**Data rows:**
▽
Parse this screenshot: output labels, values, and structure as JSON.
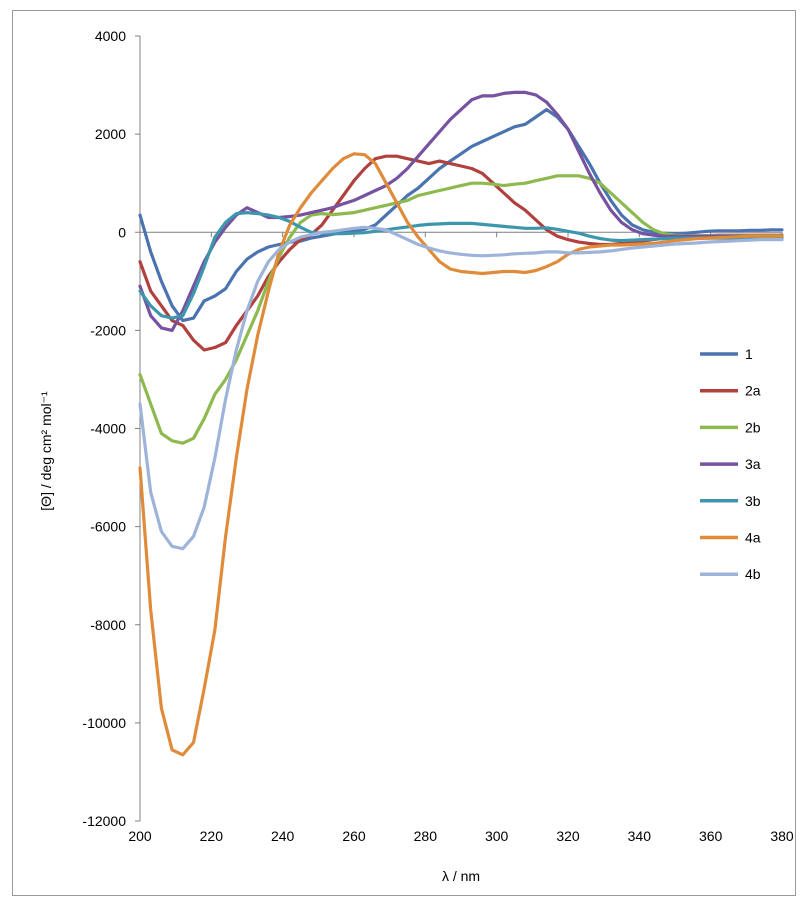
{
  "chart_data": {
    "type": "line",
    "xlabel": "λ / nm",
    "ylabel": "[Θ] / deg cm² mol⁻¹",
    "xlim": [
      200,
      380
    ],
    "ylim": [
      -12000,
      4000
    ],
    "xticks": [
      "200",
      "220",
      "240",
      "260",
      "280",
      "300",
      "320",
      "340",
      "360",
      "380"
    ],
    "yticks": [
      "4000",
      "2000",
      "0",
      "-2000",
      "-4000",
      "-6000",
      "-8000",
      "-10000",
      "-12000"
    ],
    "grid": false,
    "legend_position": "right",
    "series": [
      {
        "name": "1",
        "color": "#4a73b0",
        "x": [
          200,
          203,
          206,
          209,
          212,
          215,
          218,
          221,
          224,
          227,
          230,
          233,
          236,
          239,
          242,
          245,
          248,
          251,
          254,
          257,
          260,
          263,
          266,
          269,
          272,
          275,
          278,
          281,
          284,
          287,
          290,
          293,
          296,
          299,
          302,
          305,
          308,
          311,
          314,
          317,
          320,
          323,
          326,
          329,
          332,
          335,
          338,
          341,
          344,
          347,
          350,
          353,
          356,
          359,
          362,
          365,
          368,
          371,
          374,
          377,
          380
        ],
        "y": [
          350,
          -400,
          -1000,
          -1500,
          -1800,
          -1750,
          -1400,
          -1300,
          -1150,
          -800,
          -550,
          -400,
          -300,
          -250,
          -200,
          -180,
          -120,
          -80,
          -40,
          0,
          20,
          60,
          150,
          350,
          550,
          750,
          900,
          1100,
          1300,
          1450,
          1600,
          1750,
          1850,
          1950,
          2050,
          2150,
          2200,
          2350,
          2500,
          2350,
          2100,
          1750,
          1400,
          1000,
          650,
          350,
          150,
          50,
          0,
          -20,
          -30,
          -20,
          0,
          20,
          30,
          30,
          30,
          40,
          40,
          50,
          50
        ]
      },
      {
        "name": "2a",
        "color": "#b0413e",
        "x": [
          200,
          203,
          206,
          209,
          212,
          215,
          218,
          221,
          224,
          227,
          230,
          233,
          236,
          239,
          242,
          245,
          248,
          251,
          254,
          257,
          260,
          263,
          266,
          269,
          272,
          275,
          278,
          281,
          284,
          287,
          290,
          293,
          296,
          299,
          302,
          305,
          308,
          311,
          314,
          317,
          320,
          323,
          326,
          329,
          332,
          335,
          338,
          341,
          344,
          347,
          350,
          353,
          356,
          359,
          362,
          365,
          368,
          371,
          374,
          377,
          380
        ],
        "y": [
          -600,
          -1200,
          -1500,
          -1800,
          -1900,
          -2200,
          -2400,
          -2350,
          -2250,
          -1900,
          -1600,
          -1300,
          -900,
          -600,
          -350,
          -150,
          -50,
          150,
          450,
          750,
          1050,
          1300,
          1500,
          1550,
          1550,
          1500,
          1450,
          1400,
          1450,
          1400,
          1350,
          1300,
          1200,
          1000,
          800,
          600,
          450,
          250,
          50,
          -80,
          -150,
          -200,
          -230,
          -250,
          -250,
          -230,
          -200,
          -180,
          -150,
          -120,
          -100,
          -90,
          -80,
          -70,
          -60,
          -60,
          -60,
          -60,
          -60,
          -60,
          -60
        ]
      },
      {
        "name": "2b",
        "color": "#8db94f",
        "x": [
          200,
          203,
          206,
          209,
          212,
          215,
          218,
          221,
          224,
          227,
          230,
          233,
          236,
          239,
          242,
          245,
          248,
          251,
          254,
          257,
          260,
          263,
          266,
          269,
          272,
          275,
          278,
          281,
          284,
          287,
          290,
          293,
          296,
          299,
          302,
          305,
          308,
          311,
          314,
          317,
          320,
          323,
          326,
          329,
          332,
          335,
          338,
          341,
          344,
          347,
          350,
          353,
          356,
          359,
          362,
          365,
          368,
          371,
          374,
          377,
          380
        ],
        "y": [
          -2900,
          -3500,
          -4100,
          -4250,
          -4300,
          -4200,
          -3800,
          -3300,
          -3000,
          -2600,
          -2100,
          -1600,
          -1000,
          -500,
          -100,
          200,
          350,
          380,
          360,
          380,
          400,
          450,
          500,
          550,
          600,
          650,
          750,
          800,
          850,
          900,
          950,
          1000,
          1000,
          980,
          950,
          980,
          1000,
          1050,
          1100,
          1150,
          1150,
          1150,
          1100,
          1000,
          800,
          600,
          400,
          200,
          50,
          -30,
          -60,
          -70,
          -70,
          -70,
          -70,
          -70,
          -70,
          -70,
          -70,
          -70,
          -70
        ]
      },
      {
        "name": "3a",
        "color": "#7652a0",
        "x": [
          200,
          203,
          206,
          209,
          212,
          215,
          218,
          221,
          224,
          227,
          230,
          233,
          236,
          239,
          242,
          245,
          248,
          251,
          254,
          257,
          260,
          263,
          266,
          269,
          272,
          275,
          278,
          281,
          284,
          287,
          290,
          293,
          296,
          299,
          302,
          305,
          308,
          311,
          314,
          317,
          320,
          323,
          326,
          329,
          332,
          335,
          338,
          341,
          344,
          347,
          350,
          353,
          356,
          359,
          362,
          365,
          368,
          371,
          374,
          377,
          380
        ],
        "y": [
          -1100,
          -1700,
          -1950,
          -2000,
          -1600,
          -1100,
          -600,
          -200,
          100,
          350,
          500,
          400,
          300,
          300,
          320,
          350,
          400,
          450,
          500,
          580,
          650,
          750,
          850,
          950,
          1100,
          1300,
          1550,
          1800,
          2050,
          2300,
          2500,
          2700,
          2780,
          2780,
          2830,
          2850,
          2850,
          2800,
          2650,
          2400,
          2100,
          1650,
          1200,
          800,
          450,
          200,
          50,
          -30,
          -60,
          -80,
          -80,
          -80,
          -80,
          -80,
          -80,
          -80,
          -80,
          -80,
          -80,
          -80,
          -80
        ]
      },
      {
        "name": "3b",
        "color": "#3d97ac",
        "x": [
          200,
          203,
          206,
          209,
          212,
          215,
          218,
          221,
          224,
          227,
          230,
          233,
          236,
          239,
          242,
          245,
          248,
          251,
          254,
          257,
          260,
          263,
          266,
          269,
          272,
          275,
          278,
          281,
          284,
          287,
          290,
          293,
          296,
          299,
          302,
          305,
          308,
          311,
          314,
          317,
          320,
          323,
          326,
          329,
          332,
          335,
          338,
          341,
          344,
          347,
          350,
          353,
          356,
          359,
          362,
          365,
          368,
          371,
          374,
          377,
          380
        ],
        "y": [
          -1200,
          -1500,
          -1700,
          -1750,
          -1700,
          -1250,
          -700,
          -100,
          200,
          380,
          400,
          380,
          350,
          300,
          220,
          100,
          0,
          -20,
          -30,
          -30,
          -20,
          -10,
          20,
          50,
          80,
          110,
          140,
          160,
          170,
          180,
          180,
          180,
          160,
          140,
          120,
          100,
          80,
          80,
          90,
          60,
          20,
          -20,
          -80,
          -130,
          -160,
          -170,
          -160,
          -150,
          -140,
          -130,
          -120,
          -120,
          -120,
          -120,
          -120,
          -120,
          -120,
          -120,
          -120,
          -120,
          -120
        ]
      },
      {
        "name": "4a",
        "color": "#e08b3a",
        "x": [
          200,
          203,
          206,
          209,
          212,
          215,
          218,
          221,
          224,
          227,
          230,
          233,
          236,
          239,
          242,
          245,
          248,
          251,
          254,
          257,
          260,
          263,
          266,
          269,
          272,
          275,
          278,
          281,
          284,
          287,
          290,
          293,
          296,
          299,
          302,
          305,
          308,
          311,
          314,
          317,
          320,
          323,
          326,
          329,
          332,
          335,
          338,
          341,
          344,
          347,
          350,
          353,
          356,
          359,
          362,
          365,
          368,
          371,
          374,
          377,
          380
        ],
        "y": [
          -4800,
          -7700,
          -9700,
          -10550,
          -10650,
          -10400,
          -9300,
          -8100,
          -6200,
          -4600,
          -3200,
          -2100,
          -1200,
          -400,
          150,
          500,
          800,
          1050,
          1300,
          1500,
          1600,
          1580,
          1400,
          1000,
          600,
          200,
          -100,
          -350,
          -600,
          -750,
          -800,
          -820,
          -840,
          -820,
          -800,
          -800,
          -820,
          -780,
          -700,
          -600,
          -450,
          -350,
          -300,
          -280,
          -260,
          -260,
          -250,
          -240,
          -230,
          -200,
          -170,
          -150,
          -130,
          -120,
          -110,
          -100,
          -90,
          -80,
          -80,
          -80,
          -80
        ]
      },
      {
        "name": "4b",
        "color": "#9db3d9",
        "x": [
          200,
          203,
          206,
          209,
          212,
          215,
          218,
          221,
          224,
          227,
          230,
          233,
          236,
          239,
          242,
          245,
          248,
          251,
          254,
          257,
          260,
          263,
          266,
          269,
          272,
          275,
          278,
          281,
          284,
          287,
          290,
          293,
          296,
          299,
          302,
          305,
          308,
          311,
          314,
          317,
          320,
          323,
          326,
          329,
          332,
          335,
          338,
          341,
          344,
          347,
          350,
          353,
          356,
          359,
          362,
          365,
          368,
          371,
          374,
          377,
          380
        ],
        "y": [
          -3500,
          -5300,
          -6100,
          -6400,
          -6450,
          -6200,
          -5600,
          -4600,
          -3400,
          -2400,
          -1600,
          -1000,
          -600,
          -350,
          -200,
          -100,
          -50,
          0,
          20,
          50,
          80,
          100,
          80,
          50,
          -50,
          -150,
          -250,
          -320,
          -380,
          -420,
          -450,
          -470,
          -480,
          -470,
          -460,
          -440,
          -430,
          -420,
          -400,
          -400,
          -420,
          -420,
          -410,
          -400,
          -380,
          -350,
          -320,
          -300,
          -280,
          -260,
          -240,
          -230,
          -220,
          -200,
          -190,
          -180,
          -170,
          -160,
          -150,
          -150,
          -150
        ]
      }
    ]
  }
}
△
**The exercise:** Show every line of the listing in which the string "name" can be found.

**The response:**
        "name": "1",
        "name": "2a",
        "name": "2b",
        "name": "3a",
        "name": "3b",
        "name": "4a",
        "name": "4b",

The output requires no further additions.